* Directions
• A. Convert the entries into a numbered list, starting at their first line and ending at the line containing "30, 248, 33]", with blank lines omitted.
• B. Carry on the text about clair Trouves from where it stops.

* Text excerpt
-- start --
Trouve¶
A Trouve is the fundamental unit in clair. One Python file = one queryable Snowflake object. Every Trouve is discovered automatically by the framework; you never register them manually.
Types¶
| Type | Description | SQL required? |
|---|---|---|
SOURCE | Pre-existing table managed by an external tool (e.g. Fivetran, Airbyte) | No |
TABLE | clair-managed Snowflake table | Yes |
VIEW | clair-managed Snowflake view | Yes |
The f-string pattern¶
The most important thing to understand about Trouves is how they reference each other. When you write an f-string SQL query, you embed another Trouve directly:
from source.products.catalog import trouve as source_catalog
trouve = Trouve(
type=TrouveType.TABLE,
sql=f"SELECT * FROM {source_catalog}",
)
-- end --
* Data rows
-- start --
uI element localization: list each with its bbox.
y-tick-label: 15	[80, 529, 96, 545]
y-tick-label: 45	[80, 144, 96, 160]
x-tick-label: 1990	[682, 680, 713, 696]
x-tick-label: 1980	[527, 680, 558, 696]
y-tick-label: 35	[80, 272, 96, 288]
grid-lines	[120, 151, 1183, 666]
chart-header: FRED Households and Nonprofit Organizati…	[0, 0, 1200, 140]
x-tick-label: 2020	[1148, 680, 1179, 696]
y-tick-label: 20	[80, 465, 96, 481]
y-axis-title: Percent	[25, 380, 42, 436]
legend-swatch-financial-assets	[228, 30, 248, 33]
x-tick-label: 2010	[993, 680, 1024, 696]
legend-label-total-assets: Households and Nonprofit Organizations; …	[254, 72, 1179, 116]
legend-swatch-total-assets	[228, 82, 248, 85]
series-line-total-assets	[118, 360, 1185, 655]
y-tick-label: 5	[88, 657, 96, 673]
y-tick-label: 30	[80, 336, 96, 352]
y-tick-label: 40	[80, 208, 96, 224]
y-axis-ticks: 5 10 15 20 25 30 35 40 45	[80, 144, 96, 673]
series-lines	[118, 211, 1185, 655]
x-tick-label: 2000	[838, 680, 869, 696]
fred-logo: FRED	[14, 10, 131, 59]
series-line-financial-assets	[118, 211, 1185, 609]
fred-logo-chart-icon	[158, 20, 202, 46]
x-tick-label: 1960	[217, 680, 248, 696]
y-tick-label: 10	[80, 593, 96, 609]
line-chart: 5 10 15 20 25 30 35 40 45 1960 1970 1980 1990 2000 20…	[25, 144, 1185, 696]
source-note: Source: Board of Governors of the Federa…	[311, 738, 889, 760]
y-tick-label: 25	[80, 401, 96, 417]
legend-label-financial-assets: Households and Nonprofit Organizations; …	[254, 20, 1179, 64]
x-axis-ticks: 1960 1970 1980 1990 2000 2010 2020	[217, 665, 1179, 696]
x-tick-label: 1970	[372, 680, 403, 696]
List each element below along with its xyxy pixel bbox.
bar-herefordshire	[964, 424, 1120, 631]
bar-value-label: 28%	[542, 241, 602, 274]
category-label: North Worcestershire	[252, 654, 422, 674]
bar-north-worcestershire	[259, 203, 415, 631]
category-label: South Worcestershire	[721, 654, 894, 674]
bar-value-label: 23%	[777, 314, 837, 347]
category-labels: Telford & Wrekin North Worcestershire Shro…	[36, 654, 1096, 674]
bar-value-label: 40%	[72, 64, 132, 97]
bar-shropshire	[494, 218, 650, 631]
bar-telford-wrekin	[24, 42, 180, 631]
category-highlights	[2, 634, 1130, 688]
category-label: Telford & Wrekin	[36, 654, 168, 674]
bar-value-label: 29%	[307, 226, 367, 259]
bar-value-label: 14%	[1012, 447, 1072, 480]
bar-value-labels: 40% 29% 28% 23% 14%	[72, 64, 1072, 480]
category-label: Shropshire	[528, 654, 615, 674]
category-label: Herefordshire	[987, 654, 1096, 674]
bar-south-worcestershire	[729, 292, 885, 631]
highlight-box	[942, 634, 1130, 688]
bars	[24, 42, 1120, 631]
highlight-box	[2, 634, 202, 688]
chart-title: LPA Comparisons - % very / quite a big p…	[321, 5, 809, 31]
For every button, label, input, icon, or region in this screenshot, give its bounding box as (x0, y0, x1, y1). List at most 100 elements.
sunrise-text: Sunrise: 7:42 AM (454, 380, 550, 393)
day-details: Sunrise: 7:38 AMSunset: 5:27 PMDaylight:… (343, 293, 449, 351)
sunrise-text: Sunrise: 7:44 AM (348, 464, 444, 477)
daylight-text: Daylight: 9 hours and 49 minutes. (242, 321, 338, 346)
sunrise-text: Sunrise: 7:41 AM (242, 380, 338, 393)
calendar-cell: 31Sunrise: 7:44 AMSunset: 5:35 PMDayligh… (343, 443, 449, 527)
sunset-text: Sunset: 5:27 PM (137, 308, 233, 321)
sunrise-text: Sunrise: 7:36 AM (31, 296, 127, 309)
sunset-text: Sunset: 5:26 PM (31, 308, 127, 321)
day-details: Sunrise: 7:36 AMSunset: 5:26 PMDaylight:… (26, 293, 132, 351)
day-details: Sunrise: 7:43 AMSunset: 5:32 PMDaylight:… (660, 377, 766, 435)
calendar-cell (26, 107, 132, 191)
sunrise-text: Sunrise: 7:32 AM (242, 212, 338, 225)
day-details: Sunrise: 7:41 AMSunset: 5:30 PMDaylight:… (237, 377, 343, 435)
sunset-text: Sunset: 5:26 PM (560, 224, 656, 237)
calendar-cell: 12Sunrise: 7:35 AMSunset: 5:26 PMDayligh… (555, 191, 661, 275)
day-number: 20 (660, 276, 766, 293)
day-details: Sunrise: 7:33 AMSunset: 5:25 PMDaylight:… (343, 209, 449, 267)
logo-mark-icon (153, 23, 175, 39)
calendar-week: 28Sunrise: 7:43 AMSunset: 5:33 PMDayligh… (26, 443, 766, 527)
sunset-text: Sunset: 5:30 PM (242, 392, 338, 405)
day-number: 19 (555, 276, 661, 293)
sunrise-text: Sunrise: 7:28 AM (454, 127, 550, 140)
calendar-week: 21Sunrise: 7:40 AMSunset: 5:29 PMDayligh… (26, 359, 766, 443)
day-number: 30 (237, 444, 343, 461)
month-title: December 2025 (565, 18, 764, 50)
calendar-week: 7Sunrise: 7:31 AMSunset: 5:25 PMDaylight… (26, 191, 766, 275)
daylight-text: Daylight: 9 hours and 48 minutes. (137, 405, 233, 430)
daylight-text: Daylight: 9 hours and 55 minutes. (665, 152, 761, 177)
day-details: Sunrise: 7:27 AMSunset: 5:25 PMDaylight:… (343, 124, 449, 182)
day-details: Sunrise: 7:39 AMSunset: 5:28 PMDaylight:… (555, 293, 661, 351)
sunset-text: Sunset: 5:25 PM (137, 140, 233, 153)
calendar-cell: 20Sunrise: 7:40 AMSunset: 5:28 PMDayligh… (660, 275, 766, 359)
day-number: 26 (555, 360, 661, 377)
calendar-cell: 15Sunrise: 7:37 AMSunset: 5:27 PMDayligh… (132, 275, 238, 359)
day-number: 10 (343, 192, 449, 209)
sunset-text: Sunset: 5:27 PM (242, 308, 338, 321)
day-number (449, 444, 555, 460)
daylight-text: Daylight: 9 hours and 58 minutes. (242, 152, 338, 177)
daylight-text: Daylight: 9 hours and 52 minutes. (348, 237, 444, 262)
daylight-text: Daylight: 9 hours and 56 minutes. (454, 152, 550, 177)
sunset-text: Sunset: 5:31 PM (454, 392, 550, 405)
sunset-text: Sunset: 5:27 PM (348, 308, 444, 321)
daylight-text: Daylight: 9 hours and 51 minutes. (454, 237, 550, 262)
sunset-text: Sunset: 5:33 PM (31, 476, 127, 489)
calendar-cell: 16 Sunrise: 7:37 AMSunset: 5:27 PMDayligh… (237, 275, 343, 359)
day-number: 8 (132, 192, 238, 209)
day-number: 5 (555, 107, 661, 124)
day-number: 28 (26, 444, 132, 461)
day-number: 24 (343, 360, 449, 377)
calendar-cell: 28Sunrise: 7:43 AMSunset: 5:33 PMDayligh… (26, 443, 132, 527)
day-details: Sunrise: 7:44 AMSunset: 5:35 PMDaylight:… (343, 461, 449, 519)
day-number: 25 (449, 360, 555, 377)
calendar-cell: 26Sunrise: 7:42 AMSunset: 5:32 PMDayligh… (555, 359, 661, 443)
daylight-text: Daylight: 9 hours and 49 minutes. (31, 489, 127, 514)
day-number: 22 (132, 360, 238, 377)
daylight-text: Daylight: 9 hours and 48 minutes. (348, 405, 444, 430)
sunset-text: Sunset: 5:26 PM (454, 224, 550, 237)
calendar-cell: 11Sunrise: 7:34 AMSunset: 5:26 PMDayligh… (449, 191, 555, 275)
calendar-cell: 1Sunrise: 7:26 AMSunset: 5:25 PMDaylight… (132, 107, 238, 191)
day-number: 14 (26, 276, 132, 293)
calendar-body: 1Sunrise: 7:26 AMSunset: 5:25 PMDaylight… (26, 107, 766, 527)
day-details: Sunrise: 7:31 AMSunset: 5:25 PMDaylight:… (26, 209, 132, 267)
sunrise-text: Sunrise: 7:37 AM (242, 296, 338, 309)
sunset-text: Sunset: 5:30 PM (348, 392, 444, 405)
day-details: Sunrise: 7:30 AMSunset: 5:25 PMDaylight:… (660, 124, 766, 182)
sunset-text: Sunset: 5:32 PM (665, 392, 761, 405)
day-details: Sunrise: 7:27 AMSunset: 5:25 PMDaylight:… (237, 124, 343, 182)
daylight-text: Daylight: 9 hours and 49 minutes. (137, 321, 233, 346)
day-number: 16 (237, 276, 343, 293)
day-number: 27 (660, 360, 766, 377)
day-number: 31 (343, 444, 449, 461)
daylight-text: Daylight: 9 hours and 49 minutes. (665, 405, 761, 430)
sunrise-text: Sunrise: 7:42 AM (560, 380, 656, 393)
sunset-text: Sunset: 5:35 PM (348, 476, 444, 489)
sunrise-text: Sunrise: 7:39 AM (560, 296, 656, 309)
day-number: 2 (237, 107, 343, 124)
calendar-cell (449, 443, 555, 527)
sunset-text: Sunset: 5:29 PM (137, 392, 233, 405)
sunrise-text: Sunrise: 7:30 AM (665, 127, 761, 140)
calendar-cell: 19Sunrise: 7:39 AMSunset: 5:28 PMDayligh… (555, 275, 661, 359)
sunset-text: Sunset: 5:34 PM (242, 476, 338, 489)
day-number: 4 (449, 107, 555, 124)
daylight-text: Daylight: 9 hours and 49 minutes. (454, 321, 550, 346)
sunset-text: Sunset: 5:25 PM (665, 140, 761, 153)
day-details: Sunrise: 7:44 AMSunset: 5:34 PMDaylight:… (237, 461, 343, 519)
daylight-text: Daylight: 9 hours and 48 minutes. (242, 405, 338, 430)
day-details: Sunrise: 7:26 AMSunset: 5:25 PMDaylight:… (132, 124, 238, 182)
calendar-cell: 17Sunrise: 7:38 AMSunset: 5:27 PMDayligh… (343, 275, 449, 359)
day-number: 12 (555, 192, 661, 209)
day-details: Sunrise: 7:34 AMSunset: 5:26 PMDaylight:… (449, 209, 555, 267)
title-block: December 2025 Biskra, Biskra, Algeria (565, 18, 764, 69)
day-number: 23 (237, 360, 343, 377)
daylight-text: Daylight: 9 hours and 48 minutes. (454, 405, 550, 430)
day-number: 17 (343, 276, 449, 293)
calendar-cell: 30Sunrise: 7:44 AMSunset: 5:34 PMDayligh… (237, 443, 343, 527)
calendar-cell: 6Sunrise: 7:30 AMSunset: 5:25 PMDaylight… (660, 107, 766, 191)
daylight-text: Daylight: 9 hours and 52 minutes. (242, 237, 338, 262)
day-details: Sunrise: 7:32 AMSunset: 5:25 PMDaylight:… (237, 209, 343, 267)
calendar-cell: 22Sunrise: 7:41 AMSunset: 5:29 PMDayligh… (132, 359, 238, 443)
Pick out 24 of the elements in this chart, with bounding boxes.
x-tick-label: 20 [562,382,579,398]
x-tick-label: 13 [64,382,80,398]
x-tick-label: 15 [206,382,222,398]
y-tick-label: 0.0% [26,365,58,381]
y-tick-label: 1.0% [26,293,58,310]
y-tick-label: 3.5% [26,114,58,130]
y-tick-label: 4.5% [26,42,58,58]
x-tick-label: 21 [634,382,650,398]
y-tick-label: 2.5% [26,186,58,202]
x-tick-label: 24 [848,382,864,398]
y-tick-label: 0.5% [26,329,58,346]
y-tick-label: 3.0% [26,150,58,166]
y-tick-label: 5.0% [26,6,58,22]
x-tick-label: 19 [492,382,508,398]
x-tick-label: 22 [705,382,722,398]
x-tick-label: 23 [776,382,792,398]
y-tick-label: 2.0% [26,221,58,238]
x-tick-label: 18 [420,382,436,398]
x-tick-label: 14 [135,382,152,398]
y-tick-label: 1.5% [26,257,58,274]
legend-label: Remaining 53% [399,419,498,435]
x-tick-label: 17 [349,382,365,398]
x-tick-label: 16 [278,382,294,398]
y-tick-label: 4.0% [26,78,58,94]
-- end --
* Final answers
• A.
1. uI element localization: list each with its bbox.
2. y-tick-label: 15	[80, 529, 96, 545]
3. y-tick-label: 45	[80, 144, 96, 160]
4. x-tick-label: 1990	[682, 680, 713, 696]
5. x-tick-label: 1980	[527, 680, 558, 696]
6. y-tick-label: 35	[80, 272, 96, 288]
7. grid-lines	[120, 151, 1183, 666]
8. chart-header: FRED Households and Nonprofit Organizati…	[0, 0, 1200, 140]
9. x-tick-label: 2020	[1148, 680, 1179, 696]
10. y-tick-label: 20	[80, 465, 96, 481]
11. y-axis-title: Percent	[25, 380, 42, 436]
12. legend-swatch-financial-assets	[228, 30, 248, 33]

• B.
When {source_catalog} is evaluated, it calls Trouve.__format__, which registers a placeholder token. During discovery, clair replaces that token with the real Snowflake fully-qualified name (e.g. source.products.catalog). The Python import also tells clair about the dependency — no separate DAG configuration is needed.
Field reference¶
| Field | Type | Default | Description |
|---|---|---|---|
type | TrouveType | TABLE | SOURCE, TABLE, or VIEW |
sql | str | "" | SQL query. Required for TABLE/VIEW, must be empty for SOURCE. |
columns | list[Column] | [] | Column definitions. Required for UPSERT mode. See Column. |
tests | list[AnyTest] | [] | Data quality tests. See Tests. |
docs | str | "" | Documentation string shown in clair docs. |
run_config | RunConfig | full refresh | Materialization strategy. See Incrementality. |
df_fn | Callable \| None | None | Pandas execution mode (alternative to sql). TABLE-only, full-refresh-only. |
Examples¶
SOURCE¶
A pre-existing Snowflake table. No SQL — clair never writes to it.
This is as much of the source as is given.